• **Extracted data entries**
....

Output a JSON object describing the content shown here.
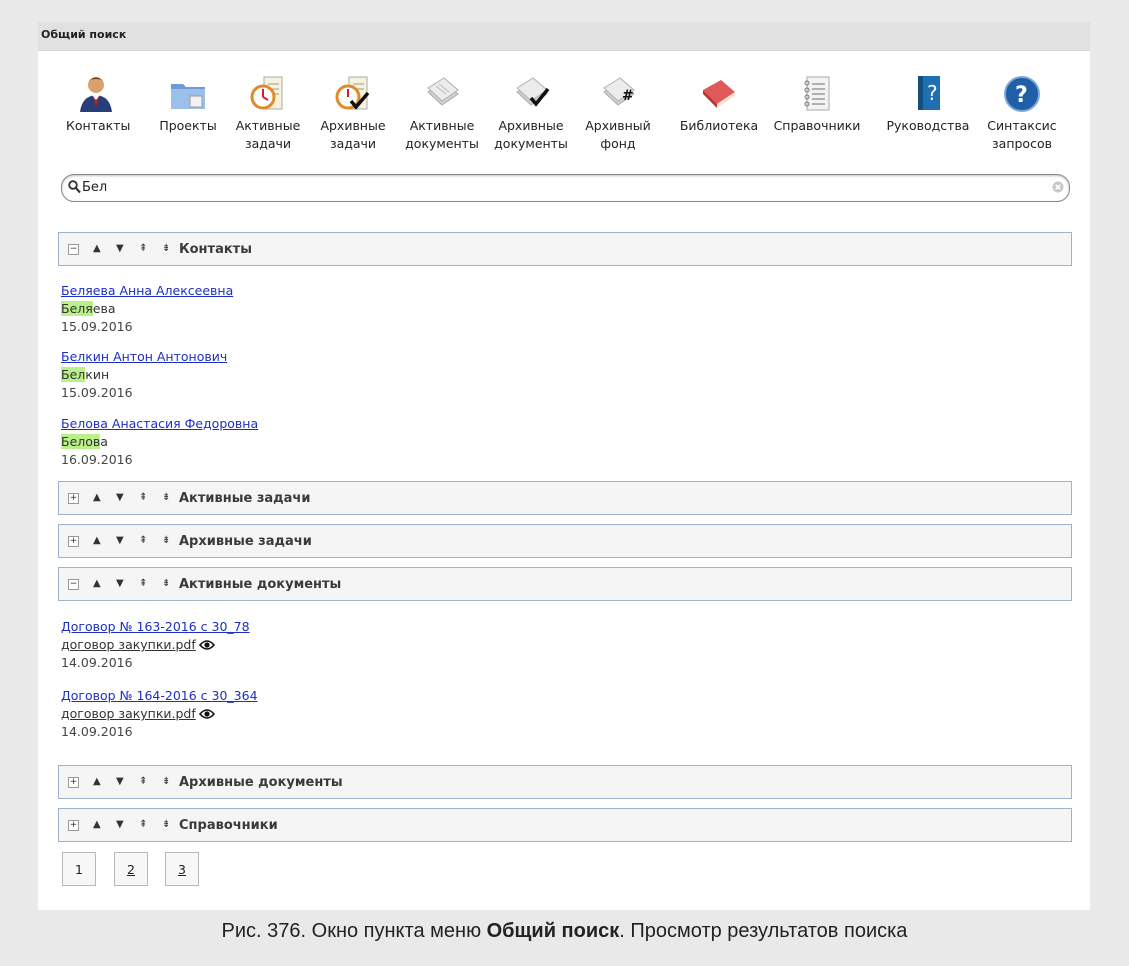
{
  "window": {
    "title": "Общий поиск"
  },
  "toolbar": {
    "items": [
      {
        "name": "contacts",
        "label": "Контакты",
        "icon": "person-icon"
      },
      {
        "name": "projects",
        "label": "Проекты",
        "icon": "folder-icon"
      },
      {
        "name": "active-tasks",
        "label": "Активные\nзадачи",
        "icon": "clock-task-icon"
      },
      {
        "name": "archive-tasks",
        "label": "Архивные\nзадачи",
        "icon": "clock-check-icon"
      },
      {
        "name": "active-docs",
        "label": "Активные\nдокументы",
        "icon": "documents-icon"
      },
      {
        "name": "archive-docs",
        "label": "Архивные\nдокументы",
        "icon": "documents-check-icon"
      },
      {
        "name": "archive-fund",
        "label": "Архивный\nфонд",
        "icon": "documents-hash-icon"
      },
      {
        "name": "library",
        "label": "Библиотека",
        "icon": "book-icon"
      },
      {
        "name": "directories",
        "label": "Справочники",
        "icon": "notebook-icon"
      },
      {
        "name": "manuals",
        "label": "Руководства",
        "icon": "manual-icon"
      },
      {
        "name": "syntax",
        "label": "Синтаксис\nзапросов",
        "icon": "help-icon"
      }
    ]
  },
  "search": {
    "value": "Бел",
    "placeholder": ""
  },
  "sections": [
    {
      "title": "Контакты",
      "toggle": "−",
      "expanded": true
    },
    {
      "title": "Активные задачи",
      "toggle": "+",
      "expanded": false
    },
    {
      "title": "Архивные задачи",
      "toggle": "+",
      "expanded": false
    },
    {
      "title": "Активные документы",
      "toggle": "−",
      "expanded": true
    },
    {
      "title": "Архивные документы",
      "toggle": "+",
      "expanded": false
    },
    {
      "title": "Справочники",
      "toggle": "+",
      "expanded": false
    }
  ],
  "section_controls": {
    "up": "▲",
    "down": "▼",
    "top": "⇞",
    "bottom": "⇟"
  },
  "contacts": [
    {
      "name": "Беляева Анна Алексеевна",
      "match": "Беля",
      "rest": "ева",
      "date": "15.09.2016"
    },
    {
      "name": "Белкин Антон Антонович",
      "match": "Бел",
      "rest": "кин",
      "date": "15.09.2016"
    },
    {
      "name": "Белова Анастасия Федоровна",
      "match": "Белов",
      "rest": "а",
      "date": "16.09.2016"
    }
  ],
  "documents": [
    {
      "title": "Договор № 163-2016 с 30_78",
      "file": "договор закупки.pdf",
      "date": "14.09.2016"
    },
    {
      "title": "Договор № 164-2016 с 30_364",
      "file": "договор закупки.pdf",
      "date": "14.09.2016"
    }
  ],
  "pager": {
    "pages": [
      "1",
      "2",
      "3"
    ],
    "current": "1"
  },
  "caption": {
    "prefix": "Рис. 376. Окно пункта меню ",
    "bold": "Общий поиск",
    "suffix": ". Просмотр результатов поиска"
  },
  "colors": {
    "link": "#1d2fc4",
    "highlight": "#b9f08a",
    "section_border": "#9eb3c9"
  }
}
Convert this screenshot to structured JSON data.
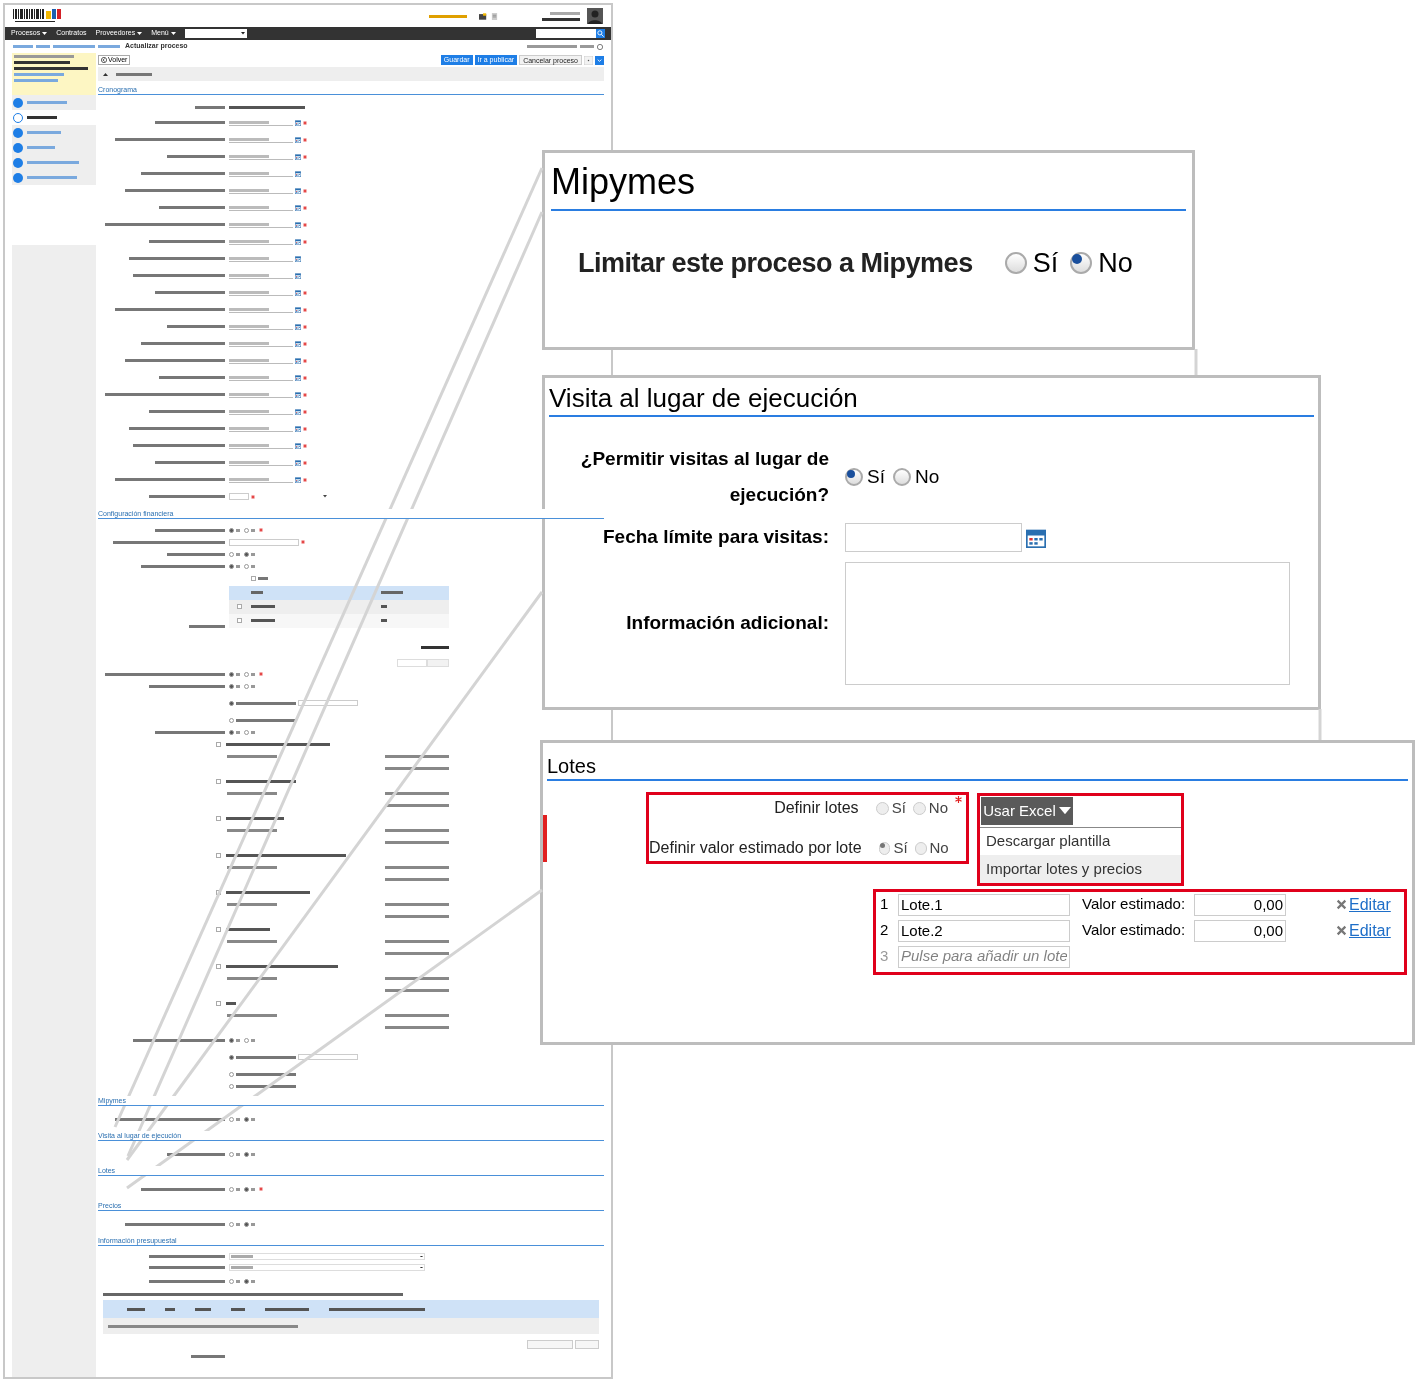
{
  "mini": {
    "nav_menus": [
      {
        "label": "Procesos",
        "dropdown": true
      },
      {
        "label": "Contratos",
        "dropdown": false
      },
      {
        "label": "Proveedores",
        "dropdown": true
      },
      {
        "label": "Menú",
        "dropdown": true
      }
    ],
    "page_title": "Actualizar proceso",
    "toolbar": {
      "back": "Volver",
      "buttons": [
        {
          "label": "Guardar",
          "kind": "primary"
        },
        {
          "label": "Ir a publicar",
          "kind": "primary"
        },
        {
          "label": "Cancelar proceso",
          "kind": "default"
        }
      ]
    },
    "steps": [
      {
        "selected": false
      },
      {
        "selected": true
      },
      {
        "selected": false
      },
      {
        "selected": false
      },
      {
        "selected": false
      },
      {
        "selected": false
      }
    ],
    "sections": [
      {
        "title": "Cronograma",
        "rows": [
          {
            "kind": "text"
          },
          {
            "kind": "date",
            "required": true
          },
          {
            "kind": "date",
            "required": true
          },
          {
            "kind": "date",
            "required": true
          },
          {
            "kind": "date",
            "required": false
          },
          {
            "kind": "date",
            "required": true
          },
          {
            "kind": "date",
            "required": true
          },
          {
            "kind": "date",
            "required": true
          },
          {
            "kind": "date",
            "required": true
          },
          {
            "kind": "date",
            "required": false
          },
          {
            "kind": "date",
            "required": false
          },
          {
            "kind": "date",
            "required": true
          },
          {
            "kind": "date",
            "required": true
          },
          {
            "kind": "date",
            "required": true
          },
          {
            "kind": "date",
            "required": true
          },
          {
            "kind": "date",
            "required": true
          },
          {
            "kind": "date",
            "required": true
          },
          {
            "kind": "date",
            "required": true
          },
          {
            "kind": "date",
            "required": true
          },
          {
            "kind": "date",
            "required": true
          },
          {
            "kind": "date",
            "required": true
          },
          {
            "kind": "date",
            "required": true
          },
          {
            "kind": "date",
            "required": true
          },
          {
            "kind": "number_unit",
            "required": true
          }
        ]
      },
      {
        "title": "Configuración financiera",
        "rows": [
          {
            "kind": "radio",
            "options": [
              {
                "selected": true
              },
              {
                "selected": false
              }
            ],
            "required": true
          },
          {
            "kind": "field",
            "required": true
          },
          {
            "kind": "radio",
            "options": [
              {
                "selected": false
              },
              {
                "selected": true
              }
            ],
            "required": false
          },
          {
            "kind": "radio",
            "options": [
              {
                "selected": true
              },
              {
                "selected": false
              }
            ],
            "required": false
          },
          {
            "kind": "checkbox",
            "checked": false
          },
          {
            "kind": "table",
            "rows": [
              {
                "checked": false
              },
              {
                "checked": false
              }
            ]
          },
          {
            "kind": "radio",
            "options": [
              {
                "selected": true
              },
              {
                "selected": false
              }
            ],
            "required": true
          },
          {
            "kind": "radio",
            "options": [
              {
                "selected": true
              },
              {
                "selected": false
              }
            ],
            "required": false
          },
          {
            "kind": "choice",
            "selected": true,
            "field": true
          },
          {
            "kind": "choice",
            "selected": false,
            "field": false
          },
          {
            "kind": "radio",
            "options": [
              {
                "selected": true
              },
              {
                "selected": false
              }
            ],
            "required": false
          },
          {
            "kind": "coverage",
            "checked": false
          },
          {
            "kind": "coverage",
            "checked": false
          },
          {
            "kind": "coverage",
            "checked": false
          },
          {
            "kind": "coverage",
            "checked": false
          },
          {
            "kind": "coverage",
            "checked": false
          },
          {
            "kind": "coverage",
            "checked": false
          },
          {
            "kind": "coverage",
            "checked": false
          },
          {
            "kind": "coverage",
            "checked": false
          },
          {
            "kind": "radio",
            "options": [
              {
                "selected": true
              },
              {
                "selected": false
              }
            ],
            "required": false
          },
          {
            "kind": "choice",
            "selected": true,
            "field": true
          },
          {
            "kind": "choice",
            "selected": false,
            "field": false
          },
          {
            "kind": "choice",
            "selected": false,
            "field": false
          }
        ]
      },
      {
        "title": "Mipymes",
        "rows": [
          {
            "kind": "radio",
            "options": [
              {
                "selected": false
              },
              {
                "selected": true
              }
            ],
            "required": false
          }
        ]
      },
      {
        "title": "Visita al lugar de ejecución",
        "rows": [
          {
            "kind": "radio",
            "options": [
              {
                "selected": false
              },
              {
                "selected": true
              }
            ],
            "required": false
          }
        ]
      },
      {
        "title": "Lotes",
        "rows": [
          {
            "kind": "radio",
            "options": [
              {
                "selected": false
              },
              {
                "selected": true
              }
            ],
            "required": true
          }
        ]
      },
      {
        "title": "Precios",
        "rows": [
          {
            "kind": "radio",
            "options": [
              {
                "selected": false
              },
              {
                "selected": true
              }
            ],
            "required": false
          }
        ]
      },
      {
        "title": "Información presupuestal",
        "rows": [
          {
            "kind": "select"
          },
          {
            "kind": "select"
          },
          {
            "kind": "radio",
            "options": [
              {
                "selected": false
              },
              {
                "selected": true
              }
            ],
            "required": false
          },
          {
            "kind": "note"
          },
          {
            "kind": "grid"
          },
          {
            "kind": "buttons"
          },
          {
            "kind": "label"
          }
        ]
      }
    ]
  },
  "zoom_mipymes": {
    "title": "Mipymes",
    "label": "Limitar este proceso a Mipymes",
    "options": [
      {
        "label": "Sí",
        "selected": false
      },
      {
        "label": "No",
        "selected": true
      }
    ]
  },
  "zoom_visit": {
    "title": "Visita al lugar de ejecución",
    "label": "¿Permitir visitas al lugar de ejecución?",
    "options": [
      {
        "label": "Sí",
        "selected": true
      },
      {
        "label": "No",
        "selected": false
      }
    ],
    "deadline_label": "Fecha límite para visitas:",
    "info_label": "Información adicional:"
  },
  "zoom_lots": {
    "title": "Lotes",
    "rows": [
      {
        "label": "Definir lotes",
        "options": [
          {
            "label": "Sí",
            "selected": false
          },
          {
            "label": "No",
            "selected": false
          }
        ],
        "required": true
      },
      {
        "label": "Definir valor estimado por lote",
        "options": [
          {
            "label": "Sí",
            "selected": true
          },
          {
            "label": "No",
            "selected": false
          }
        ],
        "required": false
      }
    ],
    "excel": {
      "label": "Usar Excel",
      "items": [
        {
          "label": "Descargar plantilla",
          "selected": false
        },
        {
          "label": "Importar lotes y precios",
          "selected": true
        }
      ]
    },
    "lots": [
      {
        "number": "1",
        "name": "Lote.1",
        "value_label": "Valor estimado:",
        "value": "0,00",
        "edit": "Editar"
      },
      {
        "number": "2",
        "name": "Lote.2",
        "value_label": "Valor estimado:",
        "value": "0,00",
        "edit": "Editar"
      }
    ],
    "new_lot": {
      "number": "3",
      "placeholder": "Pulse para añadir un lote"
    }
  }
}
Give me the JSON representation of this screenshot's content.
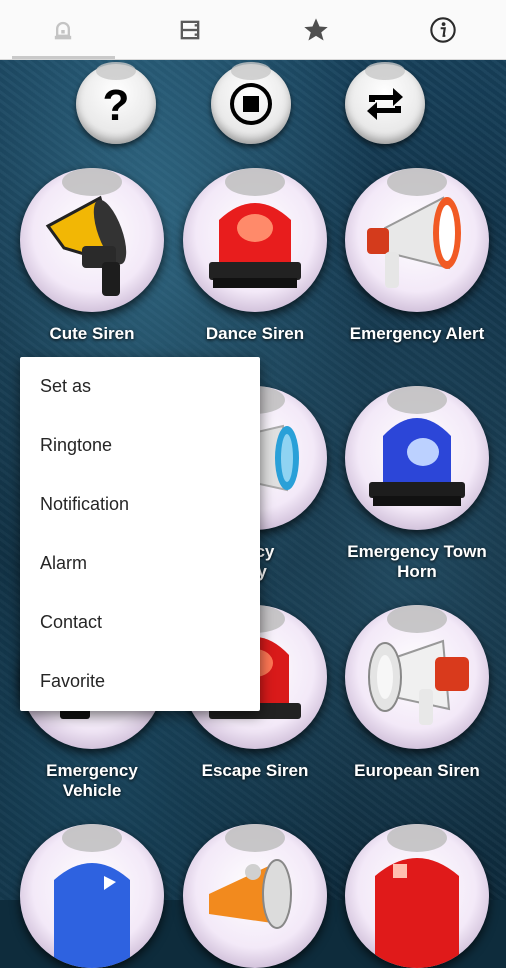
{
  "tabs": [
    {
      "name": "sirens",
      "icon": "siren-icon",
      "active": true
    },
    {
      "name": "list",
      "icon": "list-icon",
      "active": false
    },
    {
      "name": "favorites",
      "icon": "star-icon",
      "active": false
    },
    {
      "name": "info",
      "icon": "info-icon",
      "active": false
    }
  ],
  "controls": [
    {
      "icon": "help-icon"
    },
    {
      "icon": "stop-icon"
    },
    {
      "icon": "repeat-icon"
    }
  ],
  "sounds": [
    {
      "label": "Cute Siren",
      "icon": "megaphone-yellow-icon"
    },
    {
      "label": "Dance Siren",
      "icon": "red-beacon-icon"
    },
    {
      "label": "Emergency Alert",
      "icon": "megaphone-red-icon"
    },
    {
      "label": "Emergency Valley",
      "visible_label": "ency\nley",
      "icon": "megaphone-blue-icon"
    },
    {
      "label": "Emergency Town Horn",
      "icon": "blue-beacon-icon"
    },
    {
      "label": "Emergency Vehicle",
      "icon": "police-light-icon"
    },
    {
      "label": "Escape Siren",
      "icon": "red-beacon-icon"
    },
    {
      "label": "European Siren",
      "icon": "megaphone-red-icon"
    }
  ],
  "menu": {
    "title": "Set as",
    "items": [
      "Ringtone",
      "Notification",
      "Alarm",
      "Contact",
      "Favorite"
    ]
  },
  "colors": {
    "accent": "#1e3d52",
    "menu_text": "#262626",
    "label": "#ffffff"
  }
}
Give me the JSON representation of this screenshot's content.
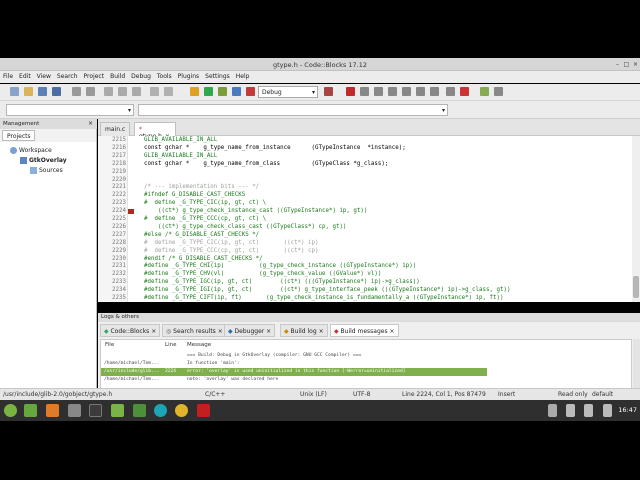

....

• **Short task**
Gather all lines where the word "Información" appears.

• **Task result**
        "title": "Información presupuestal",
    "info_label": "Información adicional:"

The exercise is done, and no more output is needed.